◆ **WHAT IS ASKED**: Indicate only the number of lines in the listing below in which the word "форме" appears.

◆ **INPUT ROWS**:
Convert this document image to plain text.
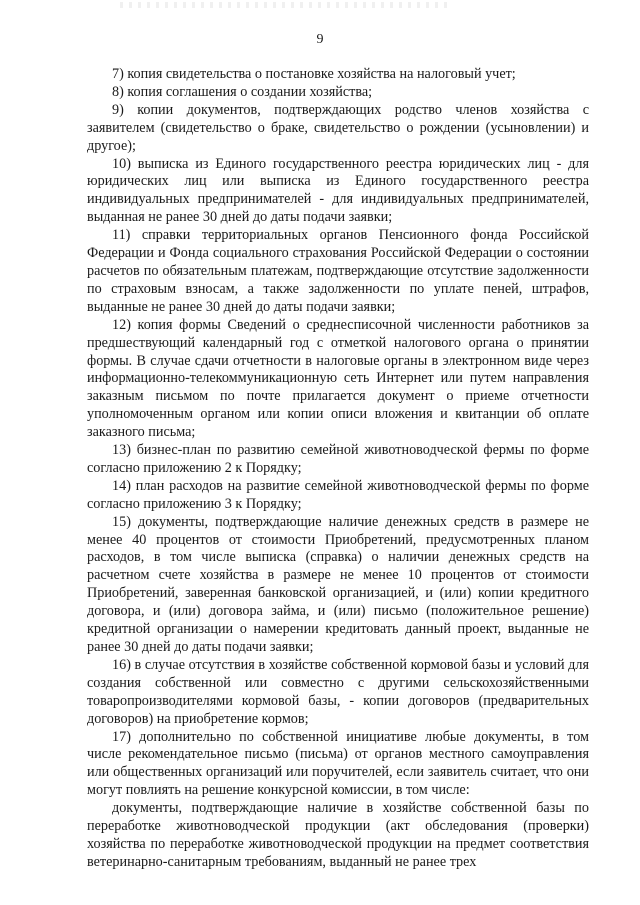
9

7) копия свидетельства о постановке хозяйства на налоговый учет;

8) копия соглашения о создании хозяйства;

9) копии документов, подтверждающих родство членов хозяйства с заявителем (свидетельство о браке, свидетельство о рождении (усыновлении) и другое);

10) выписка из Единого государственного реестра юридических лиц - для юридических лиц или выписка из Единого государственного реестра индивидуальных предпринимателей - для индивидуальных предпринимателей, выданная не ранее 30 дней до даты подачи заявки;

11) справки территориальных органов Пенсионного фонда Российской Федерации и Фонда социального страхования Российской Федерации о состоянии расчетов по обязательным платежам, подтверждающие отсутствие задолженности по страховым взносам, а также задолженности по уплате пеней, штрафов, выданные не ранее 30 дней до даты подачи заявки;

12) копия формы Сведений о среднесписочной численности работников за предшествующий календарный год с отметкой налогового органа о принятии формы. В случае сдачи отчетности в налоговые органы в электронном виде через информационно-телекоммуникационную сеть Интернет или путем направления заказным письмом по почте прилагается документ о приеме отчетности уполномоченным органом или копии описи вложения и квитанции об оплате заказного письма;

13) бизнес-план по развитию семейной животноводческой фермы по форме согласно приложению 2 к Порядку;

14) план расходов на развитие семейной животноводческой фермы по форме согласно приложению 3 к Порядку;

15) документы, подтверждающие наличие денежных средств в размере не менее 40 процентов от стоимости Приобретений, предусмотренных планом расходов, в том числе выписка (справка) о наличии денежных средств на расчетном счете хозяйства в размере не менее 10 процентов от стоимости Приобретений, заверенная банковской организацией, и (или) копии кредитного договора, и (или) договора займа, и (или) письмо (положительное решение) кредитной организации о намерении кредитовать данный проект, выданные не ранее 30 дней до даты подачи заявки;

16) в случае отсутствия в хозяйстве собственной кормовой базы и условий для создания собственной или совместно с другими сельскохозяйственными товаропроизводителями кормовой базы, - копии договоров (предварительных договоров) на приобретение кормов;

17) дополнительно по собственной инициативе любые документы, в том числе рекомендательное письмо (письма) от органов местного самоуправления или общественных организаций или поручителей, если заявитель считает, что они могут повлиять на решение конкурсной комиссии, в том числе:

документы, подтверждающие наличие в хозяйстве собственной базы по переработке животноводческой продукции (акт обследования (проверки) хозяйства по переработке животноводческой продукции на предмет соответствия ветеринарно-санитарным требованиям, выданный не ранее трех
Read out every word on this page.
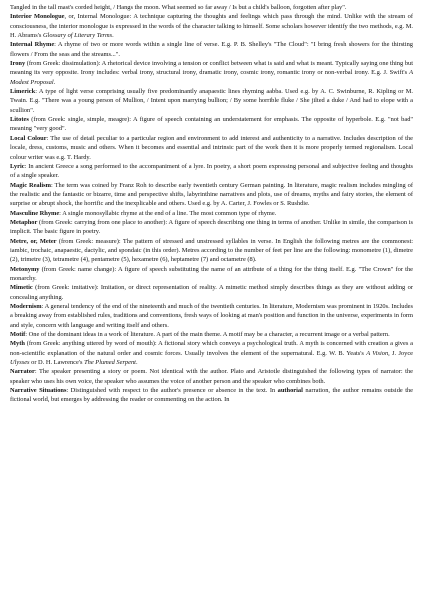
Tangled in the tall mast's corded height, / Hangs the moon. What seemed so far away / Is but a child's balloon, forgotten after play".

Interior Monologue, or, Internal Monologue: A technique capturing the thoughts and feelings which pass through the mind. Unlike with the stream of consciousness, the interior monologue is expressed in the words of the character talking to himself. Some scholars however identify the two methods, e.g. M. H. Abrams's Glossary of Literary Terms.

Internal Rhyme: A rhyme of two or more words within a single line of verse. E.g. P. B. Shelley's "The Cloud": "I bring fresh showers for the thirsting flowers / From the seas and the streams...".

Irony (from Greek: dissimulation): A rhetorical device involving a tension or conflict between what is said and what is meant. Typically saying one thing but meaning its very opposite. Irony includes: verbal irony, structural irony, dramatic irony, cosmic irony, romantic irony or non-verbal irony. E.g. J. Swift's A Modest Proposal.

Limerick: A type of light verse comprising usually five predominantly anapaestic lines rhyming aabba. Used e.g. by A. C. Swinburne, R. Kipling or M. Twain. E.g. "There was a young person of Mullion, / Intent upon marrying bullion; / By some horrible fluke / She jilted a duke / And had to elope with a scullion".

Litotes (from Greek: single, simple, meagre): A figure of speech containing an understatement for emphasis. The opposite of hyperbole. E.g. "not bad" meaning "very good".

Local Colour: The use of detail peculiar to a particular region and environment to add interest and authenticity to a narrative. Includes description of the locale, dress, customs, music and others. When it becomes and essential and intrinsic part of the work then it is more properly termed regionalism. Local colour writer was e.g. T. Hardy.

Lyric: In ancient Greece a song performed to the accompaniment of a lyre. In poetry, a short poem expressing personal and subjective feeling and thoughts of a single speaker.

Magic Realism: The term was coined by Franz Roh to describe early twentieth century German painting. In literature, magic realism includes mingling of the realistic and the fantastic or bizarre, time and perspective shifts, labyrinthine narratives and plots, use of dreams, myths and fairy stories, the element of surprise or abrupt shock, the horrific and the inexplicable and others. Used e.g. by A. Carter, J. Fowles or S. Rushdie.

Masculine Rhyme: A single monosyllabic rhyme at the end of a line. The most common type of rhyme.

Metaphor (from Greek: carrying from one place to another): A figure of speech describing one thing in terms of another. Unlike in simile, the comparison is implicit. The basic figure in poetry.

Metre, or, Meter (from Greek: measure): The pattern of stressed and unstressed syllables in verse. In English the following metres are the commonest: iambic, trochaic, anapaestic, dactylic, and spondaic (in this order). Metres according to the number of feet per line are the following: monometre (1), dimetre (2), trimetre (3), tetrametre (4), pentametre (5), hexametre (6), heptametre (7) and octametre (8).

Metonymy (from Greek: name change): A figure of speech substituting the name of an attribute of a thing for the thing itself. E.g. "The Crown" for the monarchy.

Mimetic (from Greek: imitative): Imitation, or direct representation of reality. A mimetic method simply describes things as they are without adding or concealing anything.

Modernism: A general tendency of the end of the nineteenth and much of the twentieth centuries. In literature, Modernism was prominent in 1920s. Includes a breaking away from established rules, traditions and conventions, fresh ways of looking at man's position and function in the universe, experiments in form and style, concern with language and writing itself and others.

Motif: One of the dominant ideas in a work of literature. A part of the main theme. A motif may be a character, a recurrent image or a verbal pattern.

Myth (from Greek: anything uttered by word of mouth): A fictional story which conveys a psychological truth. A myth is concerned with creation a gives a non-scientific explanation of the natural order and cosmic forces. Usually involves the element of the supernatural. E.g. W. B. Yeats's A Vision, J. Joyce Ulysses or D. H. Lawrence's The Plumed Serpent.

Narrator: The speaker presenting a story or poem. Not identical with the author. Plato and Aristotle distinguished the following types of narrator: the speaker who uses his own voice, the speaker who assumes the voice of another person and the speaker who combines both.

Narrative Situations: Distinguished with respect to the author's presence or absence in the text. In authorial narration, the author remains outside the fictional world, but emerges by addressing the reader or commenting on the action. In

◆ **RESULT OF THE TASK**: 2